Task description: Your task is to transcribe the records exactly, skipping every image.

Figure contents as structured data

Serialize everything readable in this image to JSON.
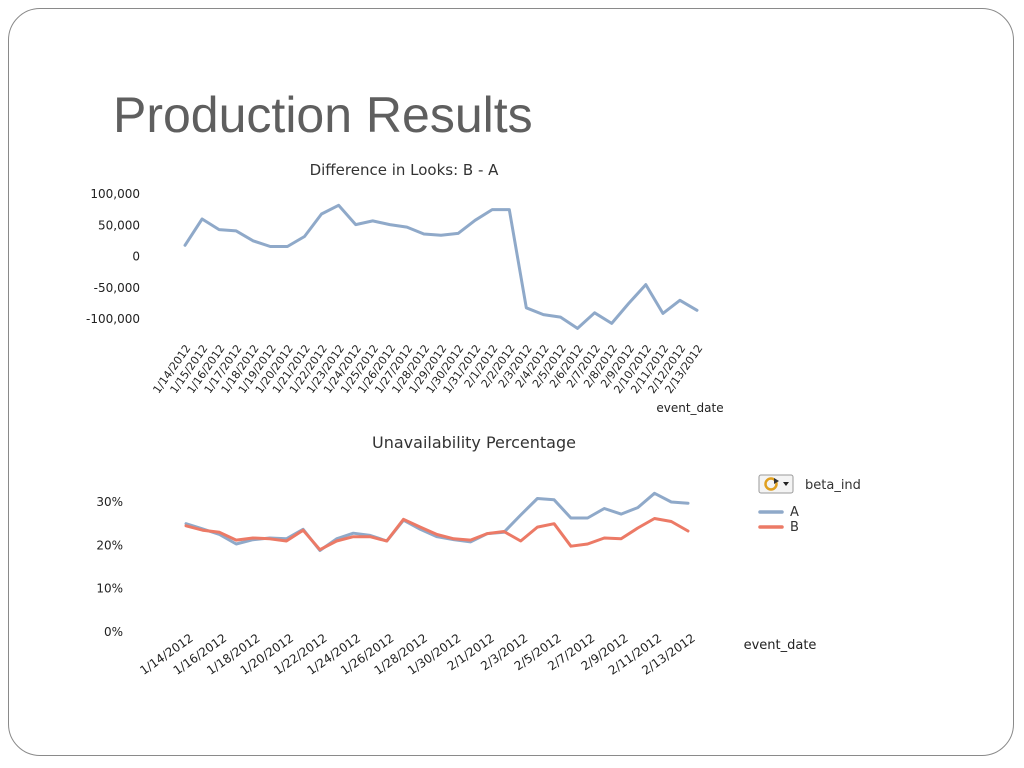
{
  "slide": {
    "title": "Production Results"
  },
  "chart_data": [
    {
      "type": "line",
      "title": "Difference in Looks: B - A",
      "xlabel": "event_date",
      "ylabel": "",
      "ylim": [
        -100000,
        100000
      ],
      "y_ticks": [
        "100,000",
        "50,000",
        "0",
        "-50,000",
        "-100,000"
      ],
      "y_tick_values": [
        100000,
        50000,
        0,
        -50000,
        -100000
      ],
      "grid": false,
      "categories": [
        "1/14/2012",
        "1/15/2012",
        "1/16/2012",
        "1/17/2012",
        "1/18/2012",
        "1/19/2012",
        "1/20/2012",
        "1/21/2012",
        "1/22/2012",
        "1/23/2012",
        "1/24/2012",
        "1/25/2012",
        "1/26/2012",
        "1/27/2012",
        "1/28/2012",
        "1/29/2012",
        "1/30/2012",
        "1/31/2012",
        "2/1/2012",
        "2/2/2012",
        "2/3/2012",
        "2/4/2012",
        "2/5/2012",
        "2/6/2012",
        "2/7/2012",
        "2/8/2012",
        "2/9/2012",
        "2/10/2012",
        "2/11/2012",
        "2/12/2012",
        "2/13/2012"
      ],
      "series": [
        {
          "color": "#8fa9c9",
          "values": [
            18000,
            60000,
            43000,
            41000,
            25000,
            16000,
            16000,
            32000,
            68000,
            82000,
            51000,
            57000,
            51000,
            47000,
            36000,
            34000,
            37000,
            58000,
            75000,
            75000,
            -82000,
            -93000,
            -97000,
            -115000,
            -90000,
            -107000,
            -75000,
            -45000,
            -91000,
            -70000,
            -86000
          ]
        }
      ]
    },
    {
      "type": "line",
      "title": "Unavailability Percentage",
      "xlabel": "event_date",
      "ylabel": "",
      "ylim": [
        0,
        30
      ],
      "y_ticks": [
        "30%",
        "20%",
        "10%",
        "0%"
      ],
      "y_tick_values": [
        30,
        20,
        10,
        0
      ],
      "grid": false,
      "legend": {
        "title": "beta_ind",
        "placement": "right",
        "icon": "refresh-dropdown-icon"
      },
      "categories": [
        "1/14/2012",
        "1/15/2012",
        "1/16/2012",
        "1/17/2012",
        "1/18/2012",
        "1/19/2012",
        "1/20/2012",
        "1/21/2012",
        "1/22/2012",
        "1/23/2012",
        "1/24/2012",
        "1/25/2012",
        "1/26/2012",
        "1/27/2012",
        "1/28/2012",
        "1/29/2012",
        "1/30/2012",
        "1/31/2012",
        "2/1/2012",
        "2/2/2012",
        "2/3/2012",
        "2/4/2012",
        "2/5/2012",
        "2/6/2012",
        "2/7/2012",
        "2/8/2012",
        "2/9/2012",
        "2/10/2012",
        "2/11/2012",
        "2/12/2012",
        "2/13/2012"
      ],
      "x_tick_labels": [
        "1/14/2012",
        "1/16/2012",
        "1/18/2012",
        "1/20/2012",
        "1/22/2012",
        "1/24/2012",
        "1/26/2012",
        "1/28/2012",
        "1/30/2012",
        "2/1/2012",
        "2/3/2012",
        "2/5/2012",
        "2/7/2012",
        "2/9/2012",
        "2/11/2012",
        "2/13/2012"
      ],
      "series": [
        {
          "name": "A",
          "color": "#8fa9c9",
          "values": [
            25.0,
            23.8,
            22.5,
            20.3,
            21.3,
            21.7,
            21.5,
            23.7,
            18.8,
            21.5,
            22.8,
            22.3,
            21.0,
            25.8,
            23.7,
            22.0,
            21.3,
            20.8,
            22.7,
            23.0,
            27.0,
            30.8,
            30.5,
            26.3,
            26.3,
            28.5,
            27.2,
            28.7,
            32.0,
            30.0,
            29.7
          ]
        },
        {
          "name": "B",
          "color": "#ec7a66",
          "values": [
            24.5,
            23.5,
            23.0,
            21.2,
            21.7,
            21.5,
            21.0,
            23.5,
            19.0,
            21.0,
            22.0,
            22.0,
            21.0,
            26.0,
            24.2,
            22.5,
            21.5,
            21.2,
            22.7,
            23.2,
            21.0,
            24.2,
            25.0,
            19.8,
            20.3,
            21.7,
            21.5,
            24.0,
            26.2,
            25.5,
            23.3
          ]
        }
      ]
    }
  ]
}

Response:
Serialize everything readable in this image to JSON.
{
  "slide": {
    "title": "Production Results"
  },
  "chart_data": [
    {
      "type": "line",
      "title": "Difference in Looks: B - A",
      "xlabel": "event_date",
      "ylabel": "",
      "ylim": [
        -100000,
        100000
      ],
      "y_ticks": [
        "100,000",
        "50,000",
        "0",
        "-50,000",
        "-100,000"
      ],
      "y_tick_values": [
        100000,
        50000,
        0,
        -50000,
        -100000
      ],
      "grid": false,
      "categories": [
        "1/14/2012",
        "1/15/2012",
        "1/16/2012",
        "1/17/2012",
        "1/18/2012",
        "1/19/2012",
        "1/20/2012",
        "1/21/2012",
        "1/22/2012",
        "1/23/2012",
        "1/24/2012",
        "1/25/2012",
        "1/26/2012",
        "1/27/2012",
        "1/28/2012",
        "1/29/2012",
        "1/30/2012",
        "1/31/2012",
        "2/1/2012",
        "2/2/2012",
        "2/3/2012",
        "2/4/2012",
        "2/5/2012",
        "2/6/2012",
        "2/7/2012",
        "2/8/2012",
        "2/9/2012",
        "2/10/2012",
        "2/11/2012",
        "2/12/2012",
        "2/13/2012"
      ],
      "series": [
        {
          "color": "#8fa9c9",
          "values": [
            18000,
            60000,
            43000,
            41000,
            25000,
            16000,
            16000,
            32000,
            68000,
            82000,
            51000,
            57000,
            51000,
            47000,
            36000,
            34000,
            37000,
            58000,
            75000,
            75000,
            -82000,
            -93000,
            -97000,
            -115000,
            -90000,
            -107000,
            -75000,
            -45000,
            -91000,
            -70000,
            -86000
          ]
        }
      ]
    },
    {
      "type": "line",
      "title": "Unavailability Percentage",
      "xlabel": "event_date",
      "ylabel": "",
      "ylim": [
        0,
        30
      ],
      "y_ticks": [
        "30%",
        "20%",
        "10%",
        "0%"
      ],
      "y_tick_values": [
        30,
        20,
        10,
        0
      ],
      "grid": false,
      "legend": {
        "title": "beta_ind",
        "placement": "right",
        "icon": "refresh-dropdown-icon"
      },
      "categories": [
        "1/14/2012",
        "1/15/2012",
        "1/16/2012",
        "1/17/2012",
        "1/18/2012",
        "1/19/2012",
        "1/20/2012",
        "1/21/2012",
        "1/22/2012",
        "1/23/2012",
        "1/24/2012",
        "1/25/2012",
        "1/26/2012",
        "1/27/2012",
        "1/28/2012",
        "1/29/2012",
        "1/30/2012",
        "1/31/2012",
        "2/1/2012",
        "2/2/2012",
        "2/3/2012",
        "2/4/2012",
        "2/5/2012",
        "2/6/2012",
        "2/7/2012",
        "2/8/2012",
        "2/9/2012",
        "2/10/2012",
        "2/11/2012",
        "2/12/2012",
        "2/13/2012"
      ],
      "x_tick_labels": [
        "1/14/2012",
        "1/16/2012",
        "1/18/2012",
        "1/20/2012",
        "1/22/2012",
        "1/24/2012",
        "1/26/2012",
        "1/28/2012",
        "1/30/2012",
        "2/1/2012",
        "2/3/2012",
        "2/5/2012",
        "2/7/2012",
        "2/9/2012",
        "2/11/2012",
        "2/13/2012"
      ],
      "series": [
        {
          "name": "A",
          "color": "#8fa9c9",
          "values": [
            25.0,
            23.8,
            22.5,
            20.3,
            21.3,
            21.7,
            21.5,
            23.7,
            18.8,
            21.5,
            22.8,
            22.3,
            21.0,
            25.8,
            23.7,
            22.0,
            21.3,
            20.8,
            22.7,
            23.0,
            27.0,
            30.8,
            30.5,
            26.3,
            26.3,
            28.5,
            27.2,
            28.7,
            32.0,
            30.0,
            29.7
          ]
        },
        {
          "name": "B",
          "color": "#ec7a66",
          "values": [
            24.5,
            23.5,
            23.0,
            21.2,
            21.7,
            21.5,
            21.0,
            23.5,
            19.0,
            21.0,
            22.0,
            22.0,
            21.0,
            26.0,
            24.2,
            22.5,
            21.5,
            21.2,
            22.7,
            23.2,
            21.0,
            24.2,
            25.0,
            19.8,
            20.3,
            21.7,
            21.5,
            24.0,
            26.2,
            25.5,
            23.3
          ]
        }
      ]
    }
  ]
}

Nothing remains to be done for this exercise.